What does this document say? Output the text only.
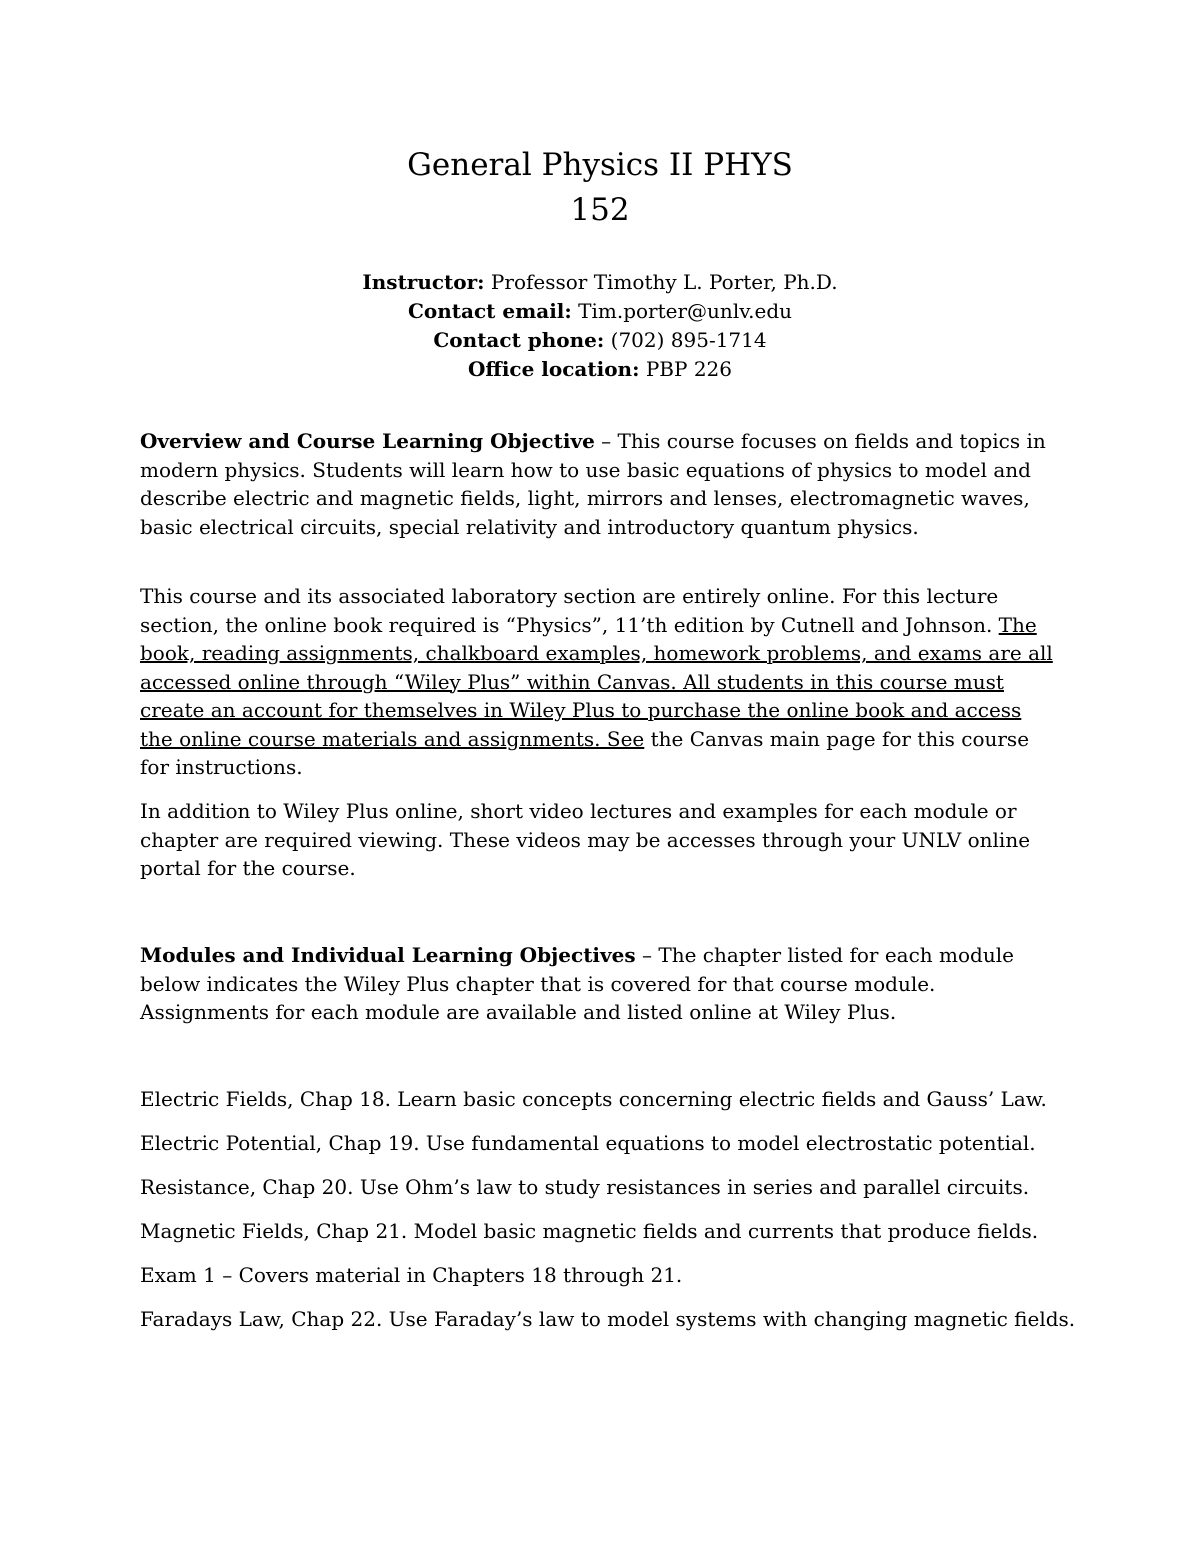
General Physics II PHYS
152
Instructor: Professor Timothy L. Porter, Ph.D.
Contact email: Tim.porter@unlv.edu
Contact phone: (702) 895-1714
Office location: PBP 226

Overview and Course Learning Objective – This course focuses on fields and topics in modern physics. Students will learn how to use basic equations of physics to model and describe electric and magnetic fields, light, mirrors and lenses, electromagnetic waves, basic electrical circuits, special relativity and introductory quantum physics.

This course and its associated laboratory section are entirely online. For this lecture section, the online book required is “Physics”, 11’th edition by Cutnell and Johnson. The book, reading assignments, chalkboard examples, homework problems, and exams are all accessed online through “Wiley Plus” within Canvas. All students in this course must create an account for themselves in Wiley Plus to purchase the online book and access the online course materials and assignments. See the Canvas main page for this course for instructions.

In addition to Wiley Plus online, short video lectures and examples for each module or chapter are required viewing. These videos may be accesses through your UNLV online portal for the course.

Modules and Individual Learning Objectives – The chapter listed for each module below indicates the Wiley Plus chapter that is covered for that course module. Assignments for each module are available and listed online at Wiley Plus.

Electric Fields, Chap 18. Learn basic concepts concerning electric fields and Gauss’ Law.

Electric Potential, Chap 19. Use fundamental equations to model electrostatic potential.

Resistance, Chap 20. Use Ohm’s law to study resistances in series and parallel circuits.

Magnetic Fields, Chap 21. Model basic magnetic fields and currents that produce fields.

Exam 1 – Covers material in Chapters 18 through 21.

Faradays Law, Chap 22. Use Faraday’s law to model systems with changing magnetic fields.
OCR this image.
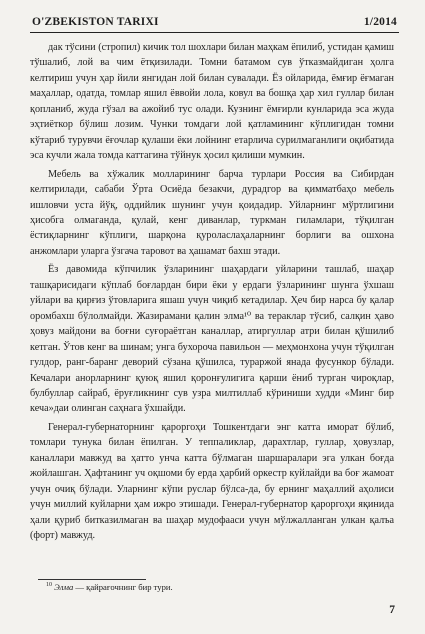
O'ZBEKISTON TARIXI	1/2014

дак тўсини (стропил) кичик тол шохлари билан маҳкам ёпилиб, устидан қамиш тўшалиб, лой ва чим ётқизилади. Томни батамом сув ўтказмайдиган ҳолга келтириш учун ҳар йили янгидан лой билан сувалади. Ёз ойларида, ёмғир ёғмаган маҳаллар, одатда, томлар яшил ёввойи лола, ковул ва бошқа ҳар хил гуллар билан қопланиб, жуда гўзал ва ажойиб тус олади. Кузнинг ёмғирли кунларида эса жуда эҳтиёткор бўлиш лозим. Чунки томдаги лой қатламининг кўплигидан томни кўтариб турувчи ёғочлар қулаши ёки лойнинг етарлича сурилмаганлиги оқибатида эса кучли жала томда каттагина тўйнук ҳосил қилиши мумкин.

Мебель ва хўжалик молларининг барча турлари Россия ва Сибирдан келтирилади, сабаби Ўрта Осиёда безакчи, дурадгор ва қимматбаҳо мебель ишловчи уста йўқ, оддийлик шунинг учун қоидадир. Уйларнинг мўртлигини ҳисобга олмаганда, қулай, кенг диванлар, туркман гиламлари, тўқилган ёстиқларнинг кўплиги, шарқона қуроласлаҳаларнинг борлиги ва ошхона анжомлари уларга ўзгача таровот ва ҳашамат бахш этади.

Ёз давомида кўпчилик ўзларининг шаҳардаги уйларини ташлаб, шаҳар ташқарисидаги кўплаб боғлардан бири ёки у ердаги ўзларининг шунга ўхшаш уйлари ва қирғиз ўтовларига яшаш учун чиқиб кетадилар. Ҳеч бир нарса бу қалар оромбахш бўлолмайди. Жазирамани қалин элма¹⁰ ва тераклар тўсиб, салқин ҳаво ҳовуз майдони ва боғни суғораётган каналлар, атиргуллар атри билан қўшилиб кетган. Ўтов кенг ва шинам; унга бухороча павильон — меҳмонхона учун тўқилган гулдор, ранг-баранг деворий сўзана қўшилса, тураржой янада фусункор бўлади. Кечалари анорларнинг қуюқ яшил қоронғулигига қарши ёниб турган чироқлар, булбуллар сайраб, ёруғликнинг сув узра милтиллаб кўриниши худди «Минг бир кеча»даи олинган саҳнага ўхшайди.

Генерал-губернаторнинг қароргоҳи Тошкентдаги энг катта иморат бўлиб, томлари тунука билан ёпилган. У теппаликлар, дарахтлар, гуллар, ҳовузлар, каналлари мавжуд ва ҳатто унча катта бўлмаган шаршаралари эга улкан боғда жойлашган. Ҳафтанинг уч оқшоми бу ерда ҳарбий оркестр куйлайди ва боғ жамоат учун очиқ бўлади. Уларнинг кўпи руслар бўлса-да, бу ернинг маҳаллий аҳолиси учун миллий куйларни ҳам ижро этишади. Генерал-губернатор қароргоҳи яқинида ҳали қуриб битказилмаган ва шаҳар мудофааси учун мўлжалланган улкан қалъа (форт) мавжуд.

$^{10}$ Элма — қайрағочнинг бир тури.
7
□ □ □ □ □
## Exercise aim
Apart from the pictures, the entries above are to be repeated in full and exactly.

## Task output
What does this document say? Output the text only.
General Physics II PHYS
152
Instructor: Professor Timothy L. Porter, Ph.D.
Contact email: Tim.porter@unlv.edu
Contact phone: (702) 895-1714
Office location: PBP 226

Overview and Course Learning Objective – This course focuses on fields and topics in modern physics. Students will learn how to use basic equations of physics to model and describe electric and magnetic fields, light, mirrors and lenses, electromagnetic waves, basic electrical circuits, special relativity and introductory quantum physics.

This course and its associated laboratory section are entirely online. For this lecture section, the online book required is “Physics”, 11’th edition by Cutnell and Johnson. The book, reading assignments, chalkboard examples, homework problems, and exams are all accessed online through “Wiley Plus” within Canvas. All students in this course must create an account for themselves in Wiley Plus to purchase the online book and access the online course materials and assignments. See the Canvas main page for this course for instructions.

In addition to Wiley Plus online, short video lectures and examples for each module or chapter are required viewing. These videos may be accesses through your UNLV online portal for the course.

Modules and Individual Learning Objectives – The chapter listed for each module below indicates the Wiley Plus chapter that is covered for that course module. Assignments for each module are available and listed online at Wiley Plus.

Electric Fields, Chap 18. Learn basic concepts concerning electric fields and Gauss’ Law.

Electric Potential, Chap 19. Use fundamental equations to model electrostatic potential.

Resistance, Chap 20. Use Ohm’s law to study resistances in series and parallel circuits.

Magnetic Fields, Chap 21. Model basic magnetic fields and currents that produce fields.

Exam 1 – Covers material in Chapters 18 through 21.

Faradays Law, Chap 22. Use Faraday’s law to model systems with changing magnetic fields.
OCR this image.
O'ZBEKISTON TARIXI	1/2014

дак тўсини (стропил) кичик тол шохлари билан маҳкам ёпилиб, устидан қамиш тўшалиб, лой ва чим ётқизилади. Томни батамом сув ўтказмайдиган ҳолга келтириш учун ҳар йили янгидан лой билан сувалади. Ёз ойларида, ёмғир ёғмаган маҳаллар, одатда, томлар яшил ёввойи лола, ковул ва бошқа ҳар хил гуллар билан қопланиб, жуда гўзал ва ажойиб тус олади. Кузнинг ёмғирли кунларида эса жуда эҳтиёткор бўлиш лозим. Чунки томдаги лой қатламининг кўплигидан томни кўтариб турувчи ёғочлар қулаши ёки лойнинг етарлича сурилмаганлиги оқибатида эса кучли жала томда каттагина тўйнук ҳосил қилиши мумкин.

Мебель ва хўжалик молларининг барча турлари Россия ва Сибирдан келтирилади, сабаби Ўрта Осиёда безакчи, дурадгор ва қимматбаҳо мебель ишловчи уста йўқ, оддийлик шунинг учун қоидадир. Уйларнинг мўртлигини ҳисобга олмаганда, қулай, кенг диванлар, туркман гиламлари, тўқилган ёстиқларнинг кўплиги, шарқона қуроласлаҳаларнинг борлиги ва ошхона анжомлари уларга ўзгача таровот ва ҳашамат бахш этади.

Ёз давомида кўпчилик ўзларининг шаҳардаги уйларини ташлаб, шаҳар ташқарисидаги кўплаб боғлардан бири ёки у ердаги ўзларининг шунга ўхшаш уйлари ва қирғиз ўтовларига яшаш учун чиқиб кетадилар. Ҳеч бир нарса бу қалар оромбахш бўлолмайди. Жазирамани қалин элма¹⁰ ва тераклар тўсиб, салқин ҳаво ҳовуз майдони ва боғни суғораётган каналлар, атиргуллар атри билан қўшилиб кетган. Ўтов кенг ва шинам; унга бухороча павильон — меҳмонхона учун тўқилган гулдор, ранг-баранг деворий сўзана қўшилса, тураржой янада фусункор бўлади. Кечалари анорларнинг қуюқ яшил қоронғулигига қарши ёниб турган чироқлар, булбуллар сайраб, ёруғликнинг сув узра милтиллаб кўриниши худди «Минг бир кеча»даи олинган саҳнага ўхшайди.

Генерал-губернаторнинг қароргоҳи Тошкентдаги энг катта иморат бўлиб, томлари тунука билан ёпилган. У теппаликлар, дарахтлар, гуллар, ҳовузлар, каналлари мавжуд ва ҳатто унча катта бўлмаган шаршаралари эга улкан боғда жойлашган. Ҳафтанинг уч оқшоми бу ерда ҳарбий оркестр куйлайди ва боғ жамоат учун очиқ бўлади. Уларнинг кўпи руслар бўлса-да, бу ернинг маҳаллий аҳолиси учун миллий куйларни ҳам ижро этишади. Генерал-губернатор қароргоҳи яқинида ҳали қуриб битказилмаган ва шаҳар мудофааси учун мўлжалланган улкан қалъа (форт) мавжуд.

$^{10}$ Элма — қайрағочнинг бир тури.
7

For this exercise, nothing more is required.